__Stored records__
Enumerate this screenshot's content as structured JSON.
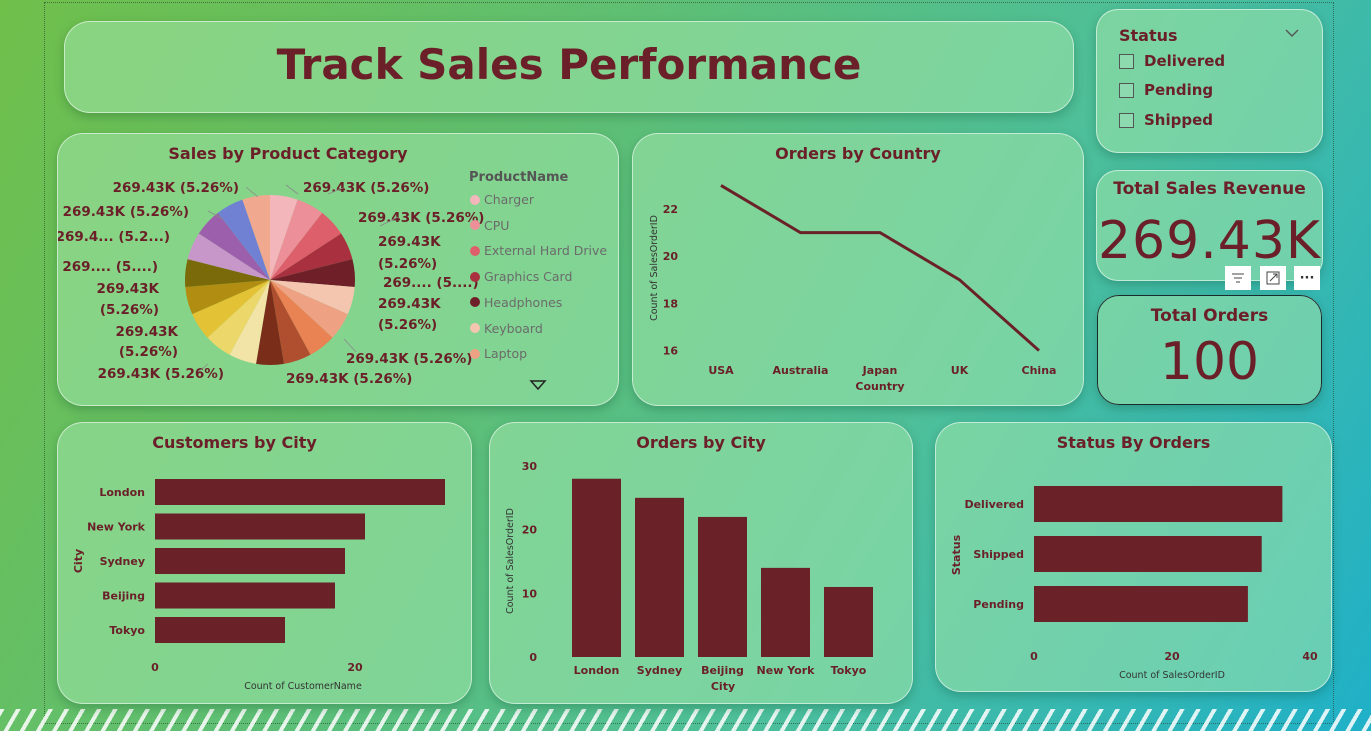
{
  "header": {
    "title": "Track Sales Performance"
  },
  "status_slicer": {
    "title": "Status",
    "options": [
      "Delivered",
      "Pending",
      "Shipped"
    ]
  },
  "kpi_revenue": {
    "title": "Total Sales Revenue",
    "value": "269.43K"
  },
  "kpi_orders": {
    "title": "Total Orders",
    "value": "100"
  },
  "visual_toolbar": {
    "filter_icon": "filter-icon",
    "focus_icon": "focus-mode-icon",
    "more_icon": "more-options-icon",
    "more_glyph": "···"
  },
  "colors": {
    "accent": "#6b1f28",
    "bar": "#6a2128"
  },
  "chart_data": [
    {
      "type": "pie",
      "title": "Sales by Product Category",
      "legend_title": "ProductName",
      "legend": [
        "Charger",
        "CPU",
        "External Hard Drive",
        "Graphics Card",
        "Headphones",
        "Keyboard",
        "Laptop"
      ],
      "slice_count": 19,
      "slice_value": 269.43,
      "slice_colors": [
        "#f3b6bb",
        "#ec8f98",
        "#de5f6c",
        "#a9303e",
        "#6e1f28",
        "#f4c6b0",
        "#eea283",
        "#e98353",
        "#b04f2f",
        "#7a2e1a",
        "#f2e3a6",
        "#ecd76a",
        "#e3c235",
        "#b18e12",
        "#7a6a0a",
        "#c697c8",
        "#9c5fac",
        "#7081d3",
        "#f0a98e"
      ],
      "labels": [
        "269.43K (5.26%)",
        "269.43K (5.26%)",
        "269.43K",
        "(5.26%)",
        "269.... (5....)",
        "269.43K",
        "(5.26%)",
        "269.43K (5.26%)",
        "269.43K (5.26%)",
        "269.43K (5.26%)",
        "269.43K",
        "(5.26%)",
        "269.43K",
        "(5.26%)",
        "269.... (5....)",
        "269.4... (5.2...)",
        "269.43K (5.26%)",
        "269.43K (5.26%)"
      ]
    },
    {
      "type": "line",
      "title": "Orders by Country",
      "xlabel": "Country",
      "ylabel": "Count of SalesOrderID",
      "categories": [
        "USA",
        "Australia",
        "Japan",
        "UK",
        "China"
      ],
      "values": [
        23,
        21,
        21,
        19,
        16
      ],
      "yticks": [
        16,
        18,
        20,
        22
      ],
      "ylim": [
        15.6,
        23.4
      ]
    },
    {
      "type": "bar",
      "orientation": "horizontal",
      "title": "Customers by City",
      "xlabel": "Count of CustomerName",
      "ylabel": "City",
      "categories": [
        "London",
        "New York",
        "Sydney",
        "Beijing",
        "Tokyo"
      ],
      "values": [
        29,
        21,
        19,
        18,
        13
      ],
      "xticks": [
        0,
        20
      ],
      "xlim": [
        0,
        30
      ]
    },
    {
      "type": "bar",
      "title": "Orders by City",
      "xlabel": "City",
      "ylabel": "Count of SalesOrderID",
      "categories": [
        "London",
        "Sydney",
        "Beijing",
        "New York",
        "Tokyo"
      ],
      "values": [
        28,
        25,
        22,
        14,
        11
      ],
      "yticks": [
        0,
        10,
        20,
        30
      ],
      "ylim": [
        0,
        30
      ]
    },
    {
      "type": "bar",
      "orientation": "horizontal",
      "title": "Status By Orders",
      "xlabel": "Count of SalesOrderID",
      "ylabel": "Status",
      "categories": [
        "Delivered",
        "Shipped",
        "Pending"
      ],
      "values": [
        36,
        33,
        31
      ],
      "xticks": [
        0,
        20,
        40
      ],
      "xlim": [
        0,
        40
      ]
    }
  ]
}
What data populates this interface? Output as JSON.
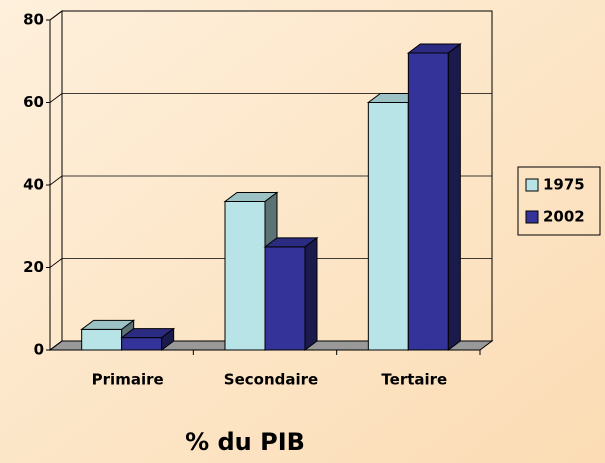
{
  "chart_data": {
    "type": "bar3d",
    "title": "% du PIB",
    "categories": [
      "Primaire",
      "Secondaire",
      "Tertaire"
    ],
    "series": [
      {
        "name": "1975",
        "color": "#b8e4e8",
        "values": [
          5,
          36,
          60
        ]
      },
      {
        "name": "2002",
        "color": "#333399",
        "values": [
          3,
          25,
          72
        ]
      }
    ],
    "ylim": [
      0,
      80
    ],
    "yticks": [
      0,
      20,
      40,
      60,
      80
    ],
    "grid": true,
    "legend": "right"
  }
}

==

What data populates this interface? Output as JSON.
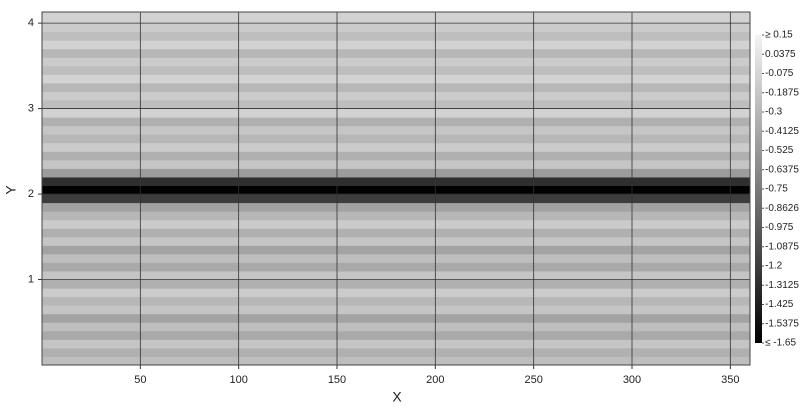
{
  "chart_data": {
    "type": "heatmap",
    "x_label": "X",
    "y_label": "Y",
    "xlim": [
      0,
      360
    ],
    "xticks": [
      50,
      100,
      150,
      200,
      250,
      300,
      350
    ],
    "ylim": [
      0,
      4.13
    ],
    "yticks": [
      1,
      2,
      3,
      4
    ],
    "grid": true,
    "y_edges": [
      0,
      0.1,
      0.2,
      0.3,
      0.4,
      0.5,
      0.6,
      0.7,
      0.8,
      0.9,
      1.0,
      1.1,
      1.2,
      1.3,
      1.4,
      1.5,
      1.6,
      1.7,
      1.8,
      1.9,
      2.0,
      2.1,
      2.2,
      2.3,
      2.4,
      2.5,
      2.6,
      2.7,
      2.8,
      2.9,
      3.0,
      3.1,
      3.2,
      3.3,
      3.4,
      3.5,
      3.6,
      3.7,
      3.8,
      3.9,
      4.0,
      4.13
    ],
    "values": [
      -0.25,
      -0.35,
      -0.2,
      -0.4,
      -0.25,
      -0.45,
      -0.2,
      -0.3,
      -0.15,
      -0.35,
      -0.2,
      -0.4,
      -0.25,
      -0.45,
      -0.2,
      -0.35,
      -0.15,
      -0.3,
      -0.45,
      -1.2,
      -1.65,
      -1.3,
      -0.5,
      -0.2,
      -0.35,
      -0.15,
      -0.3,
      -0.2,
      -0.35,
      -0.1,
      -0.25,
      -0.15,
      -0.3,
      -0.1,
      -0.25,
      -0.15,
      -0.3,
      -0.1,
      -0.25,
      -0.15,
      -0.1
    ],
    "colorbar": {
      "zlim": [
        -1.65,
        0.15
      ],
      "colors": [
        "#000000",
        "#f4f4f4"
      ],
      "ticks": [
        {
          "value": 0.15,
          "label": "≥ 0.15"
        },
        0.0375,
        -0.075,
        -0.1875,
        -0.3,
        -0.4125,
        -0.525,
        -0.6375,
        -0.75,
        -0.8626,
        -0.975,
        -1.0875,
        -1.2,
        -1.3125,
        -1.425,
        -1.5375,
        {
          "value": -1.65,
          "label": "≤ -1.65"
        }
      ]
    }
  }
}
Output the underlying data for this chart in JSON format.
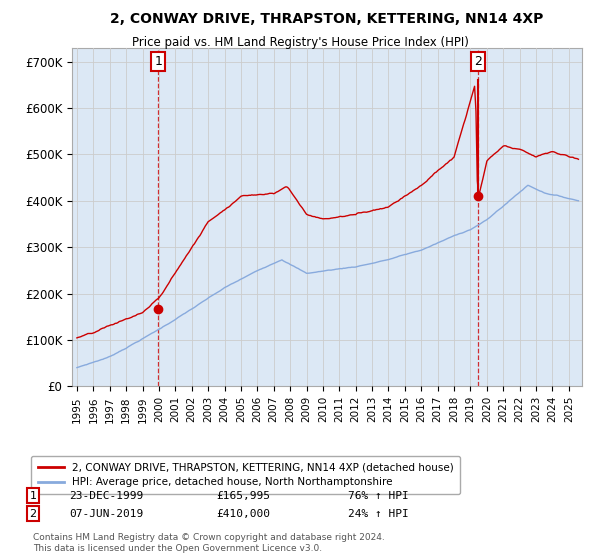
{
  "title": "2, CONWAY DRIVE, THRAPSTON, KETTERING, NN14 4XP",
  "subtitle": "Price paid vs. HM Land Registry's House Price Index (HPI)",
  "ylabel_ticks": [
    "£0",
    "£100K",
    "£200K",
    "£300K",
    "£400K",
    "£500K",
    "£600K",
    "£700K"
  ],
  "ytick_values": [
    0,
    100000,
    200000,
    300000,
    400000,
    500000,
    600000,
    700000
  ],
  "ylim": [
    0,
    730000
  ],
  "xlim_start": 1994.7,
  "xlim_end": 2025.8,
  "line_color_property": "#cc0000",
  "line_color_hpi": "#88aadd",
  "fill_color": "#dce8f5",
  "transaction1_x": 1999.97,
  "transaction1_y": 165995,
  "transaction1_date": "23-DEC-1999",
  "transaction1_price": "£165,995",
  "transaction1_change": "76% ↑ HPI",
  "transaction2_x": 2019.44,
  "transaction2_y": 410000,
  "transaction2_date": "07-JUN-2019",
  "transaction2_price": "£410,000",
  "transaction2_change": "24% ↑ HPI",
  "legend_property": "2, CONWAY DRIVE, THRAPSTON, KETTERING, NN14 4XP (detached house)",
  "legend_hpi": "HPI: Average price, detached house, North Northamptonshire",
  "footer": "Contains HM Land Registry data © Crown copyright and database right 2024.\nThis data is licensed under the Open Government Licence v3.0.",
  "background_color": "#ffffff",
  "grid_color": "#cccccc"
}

__Exercise__
Copy every line of the data that holds the string "Land".

__Response for this exercise__
  "subtitle": "Price paid vs. HM Land Registry's House Price Index (HPI)",
  "footer": "Contains HM Land Registry data © Crown copyright and database right 2024.\nThis data is licensed under the Open Government Licence v3.0.",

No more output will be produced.